UNIX environment variables provide the fastest method of changing the working environment. All of the software applications being developed use a standard set of environment variables designed by the GIS staff. These environment variables are used in place of hardcoded pathnames and data locations in all of our application software (AML, C, FORTRAN, SHELL SCRIPTS). For example, the variable $EXECHOME is used to store the uppermost directory level for one of the four application software environments. Beneath this upper level directory all environments are structured identically. $EXECHOME is used as the front end of every pathname pointing to an application software storage area, i.e. $EXECHOME/soils/ aml. By using these environment variables in place of hard coded upper level directory pathnames, the program code for the location of programs and data is identical in all software environments - there's no need to change the program code in order to change the executable environment. This saves our programming staff much time and effort which can be devoted to other matters.

Data records:

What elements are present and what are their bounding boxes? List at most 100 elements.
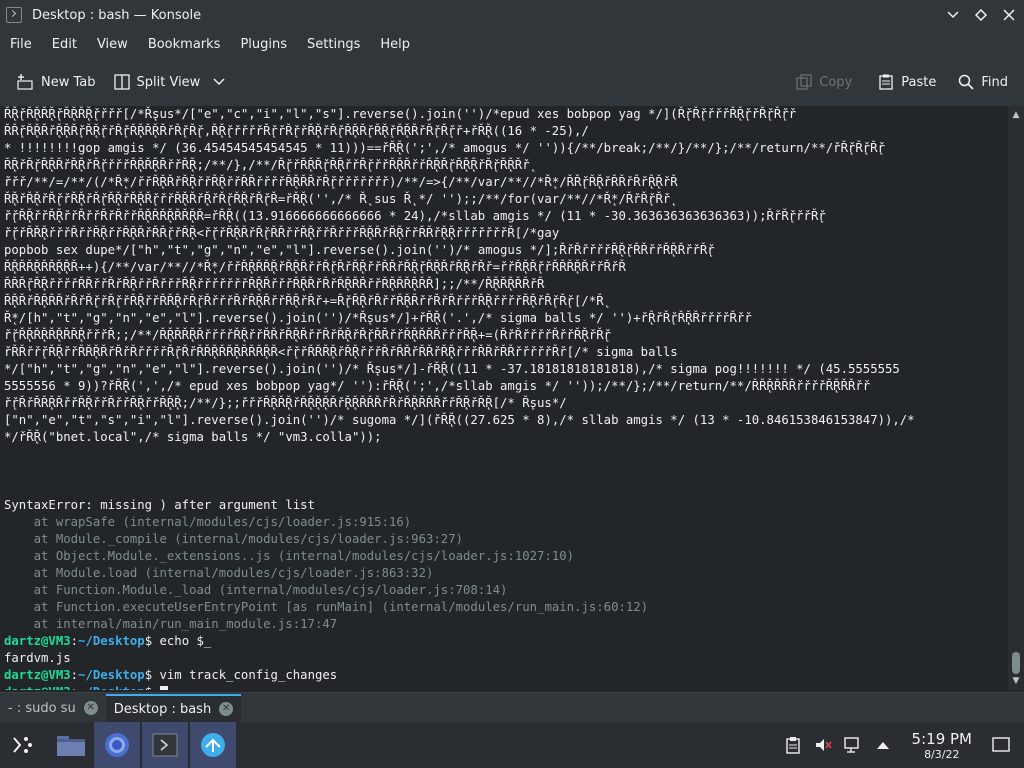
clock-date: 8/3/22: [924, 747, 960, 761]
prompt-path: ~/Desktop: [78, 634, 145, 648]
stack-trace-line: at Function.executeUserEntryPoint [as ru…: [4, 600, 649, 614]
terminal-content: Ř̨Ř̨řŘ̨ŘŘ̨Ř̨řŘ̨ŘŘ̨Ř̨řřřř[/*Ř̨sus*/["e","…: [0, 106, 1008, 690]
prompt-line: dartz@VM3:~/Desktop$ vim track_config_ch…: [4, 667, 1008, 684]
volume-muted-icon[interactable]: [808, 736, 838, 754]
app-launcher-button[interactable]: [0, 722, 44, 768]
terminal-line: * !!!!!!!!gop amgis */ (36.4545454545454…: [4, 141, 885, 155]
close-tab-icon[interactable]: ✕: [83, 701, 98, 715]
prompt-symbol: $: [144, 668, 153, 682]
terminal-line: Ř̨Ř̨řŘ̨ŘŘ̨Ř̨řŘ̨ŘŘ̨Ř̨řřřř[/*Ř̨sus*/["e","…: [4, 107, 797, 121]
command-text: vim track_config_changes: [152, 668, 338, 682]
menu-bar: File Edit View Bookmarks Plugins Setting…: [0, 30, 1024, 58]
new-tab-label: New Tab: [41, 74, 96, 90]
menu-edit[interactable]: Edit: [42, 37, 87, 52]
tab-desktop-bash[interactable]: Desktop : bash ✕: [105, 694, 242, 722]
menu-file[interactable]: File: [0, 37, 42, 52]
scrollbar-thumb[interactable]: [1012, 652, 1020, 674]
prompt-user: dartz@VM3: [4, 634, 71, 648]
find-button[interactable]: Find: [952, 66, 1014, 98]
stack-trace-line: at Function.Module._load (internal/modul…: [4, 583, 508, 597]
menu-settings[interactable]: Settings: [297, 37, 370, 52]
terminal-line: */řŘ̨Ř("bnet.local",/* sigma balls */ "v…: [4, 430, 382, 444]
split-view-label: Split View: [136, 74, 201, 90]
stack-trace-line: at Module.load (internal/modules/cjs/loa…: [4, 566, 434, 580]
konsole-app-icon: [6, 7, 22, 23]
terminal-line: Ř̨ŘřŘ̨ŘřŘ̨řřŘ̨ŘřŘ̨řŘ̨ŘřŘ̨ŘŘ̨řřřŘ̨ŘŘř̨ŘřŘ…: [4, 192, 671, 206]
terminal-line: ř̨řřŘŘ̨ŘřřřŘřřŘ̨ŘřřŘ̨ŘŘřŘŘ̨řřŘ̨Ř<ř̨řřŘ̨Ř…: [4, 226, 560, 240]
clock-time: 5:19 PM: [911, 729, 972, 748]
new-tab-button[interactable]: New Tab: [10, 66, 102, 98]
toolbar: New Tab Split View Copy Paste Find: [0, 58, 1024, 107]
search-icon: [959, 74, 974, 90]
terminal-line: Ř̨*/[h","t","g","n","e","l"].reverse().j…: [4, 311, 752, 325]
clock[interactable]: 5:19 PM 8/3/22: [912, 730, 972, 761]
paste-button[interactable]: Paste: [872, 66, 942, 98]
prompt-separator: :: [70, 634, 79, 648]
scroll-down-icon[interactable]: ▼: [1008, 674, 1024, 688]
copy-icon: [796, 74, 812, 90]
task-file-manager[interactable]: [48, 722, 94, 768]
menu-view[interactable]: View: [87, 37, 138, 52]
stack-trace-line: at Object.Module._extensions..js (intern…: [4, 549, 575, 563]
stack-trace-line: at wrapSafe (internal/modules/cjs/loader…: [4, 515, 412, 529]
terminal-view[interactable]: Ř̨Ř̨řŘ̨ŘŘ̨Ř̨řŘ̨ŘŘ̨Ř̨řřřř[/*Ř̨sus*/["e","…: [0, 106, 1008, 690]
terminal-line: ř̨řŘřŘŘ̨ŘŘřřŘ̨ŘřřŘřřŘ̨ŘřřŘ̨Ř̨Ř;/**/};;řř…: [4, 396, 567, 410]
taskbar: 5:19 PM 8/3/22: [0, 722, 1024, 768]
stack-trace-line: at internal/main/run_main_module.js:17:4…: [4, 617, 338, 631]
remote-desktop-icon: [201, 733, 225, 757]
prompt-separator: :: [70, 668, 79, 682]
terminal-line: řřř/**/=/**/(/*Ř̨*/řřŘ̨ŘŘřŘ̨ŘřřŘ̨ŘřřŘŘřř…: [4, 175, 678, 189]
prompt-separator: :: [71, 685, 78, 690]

Given instruction: According to the excerpt on UNIX environment variables, what does the variable $EXECHOME store?

Complete answer: It stores the uppermost directory level for one of the four application software environments.